# [EXERCISE DESCRIPTION]
Faithfully return all lines, omitting every embedded picture.

# [Data entries]

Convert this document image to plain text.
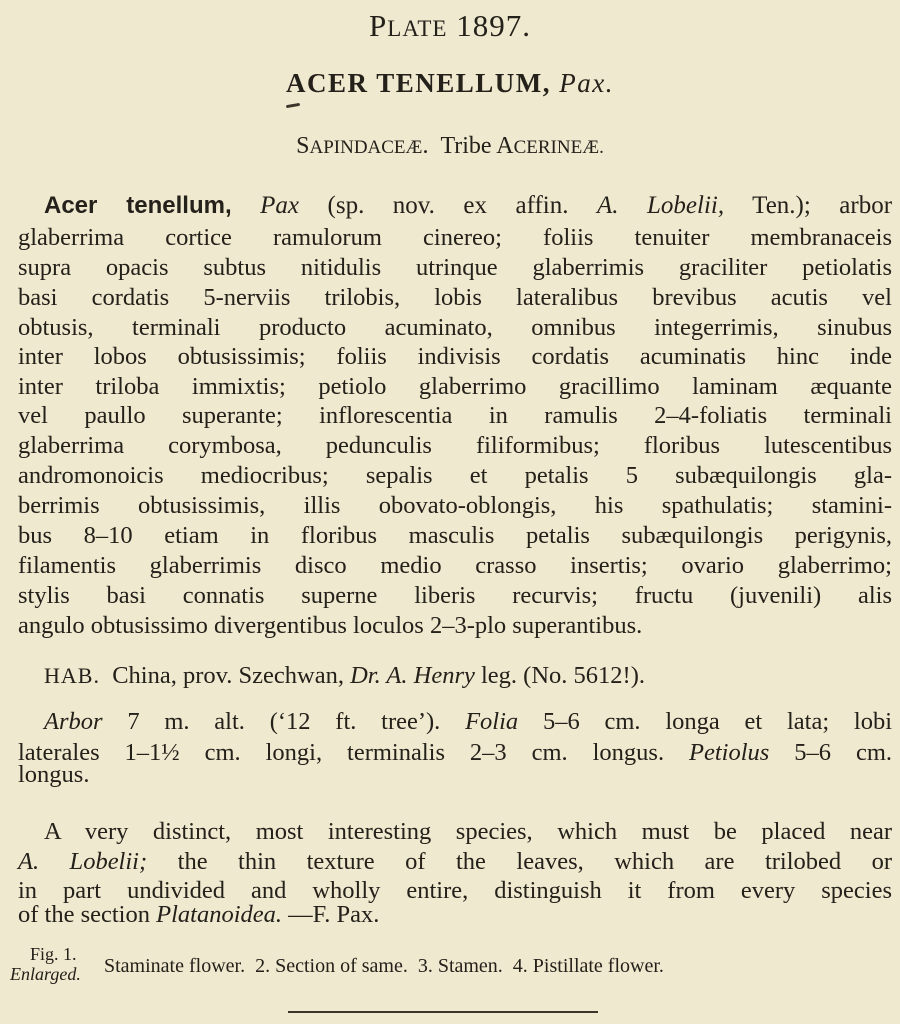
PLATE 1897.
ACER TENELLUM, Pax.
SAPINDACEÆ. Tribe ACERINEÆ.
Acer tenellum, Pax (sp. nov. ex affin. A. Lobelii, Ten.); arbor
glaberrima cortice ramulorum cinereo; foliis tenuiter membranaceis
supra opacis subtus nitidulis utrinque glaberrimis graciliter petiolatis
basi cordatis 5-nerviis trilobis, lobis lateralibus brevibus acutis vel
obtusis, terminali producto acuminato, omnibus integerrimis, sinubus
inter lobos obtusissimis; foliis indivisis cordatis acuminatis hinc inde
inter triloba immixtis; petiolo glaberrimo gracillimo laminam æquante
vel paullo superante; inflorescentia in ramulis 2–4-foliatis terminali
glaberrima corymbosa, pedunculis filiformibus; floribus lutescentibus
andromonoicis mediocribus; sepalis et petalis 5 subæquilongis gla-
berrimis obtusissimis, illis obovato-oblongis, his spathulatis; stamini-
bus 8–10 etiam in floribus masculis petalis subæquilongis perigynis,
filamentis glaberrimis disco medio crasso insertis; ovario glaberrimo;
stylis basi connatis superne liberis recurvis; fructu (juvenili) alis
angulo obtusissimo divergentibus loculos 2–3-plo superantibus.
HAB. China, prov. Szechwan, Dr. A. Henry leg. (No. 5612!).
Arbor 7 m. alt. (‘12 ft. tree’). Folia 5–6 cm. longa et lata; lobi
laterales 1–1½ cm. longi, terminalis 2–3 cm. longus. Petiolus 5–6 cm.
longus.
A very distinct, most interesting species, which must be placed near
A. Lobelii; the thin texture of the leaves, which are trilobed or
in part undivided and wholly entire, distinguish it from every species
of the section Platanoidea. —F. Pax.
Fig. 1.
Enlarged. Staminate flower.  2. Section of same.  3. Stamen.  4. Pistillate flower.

# [SOLUTION BELOW]
Convert this document image to plain text.
PLATE 1897.
ACER TENELLUM, Pax.
SAPINDACEÆ. Tribe ACERINEÆ.
Acer tenellum, Pax (sp. nov. ex affin. A. Lobelii, Ten.); arbor
glaberrima cortice ramulorum cinereo; foliis tenuiter membranaceis
supra opacis subtus nitidulis utrinque glaberrimis graciliter petiolatis
basi cordatis 5-nerviis trilobis, lobis lateralibus brevibus acutis vel
obtusis, terminali producto acuminato, omnibus integerrimis, sinubus
inter lobos obtusissimis; foliis indivisis cordatis acuminatis hinc inde
inter triloba immixtis; petiolo glaberrimo gracillimo laminam æquante
vel paullo superante; inflorescentia in ramulis 2–4-foliatis terminali
glaberrima corymbosa, pedunculis filiformibus; floribus lutescentibus
andromonoicis mediocribus; sepalis et petalis 5 subæquilongis gla-
berrimis obtusissimis, illis obovato-oblongis, his spathulatis; stamini-
bus 8–10 etiam in floribus masculis petalis subæquilongis perigynis,
filamentis glaberrimis disco medio crasso insertis; ovario glaberrimo;
stylis basi connatis superne liberis recurvis; fructu (juvenili) alis
angulo obtusissimo divergentibus loculos 2–3-plo superantibus.
HAB. China, prov. Szechwan, Dr. A. Henry leg. (No. 5612!).
Arbor 7 m. alt. (‘12 ft. tree’). Folia 5–6 cm. longa et lata; lobi
laterales 1–1½ cm. longi, terminalis 2–3 cm. longus. Petiolus 5–6 cm.
longus.
A very distinct, most interesting species, which must be placed near
A. Lobelii; the thin texture of the leaves, which are trilobed or
in part undivided and wholly entire, distinguish it from every species
of the section Platanoidea. —F. Pax.
Fig. 1.
Enlarged. Staminate flower.  2. Section of same.  3. Stamen.  4. Pistillate flower.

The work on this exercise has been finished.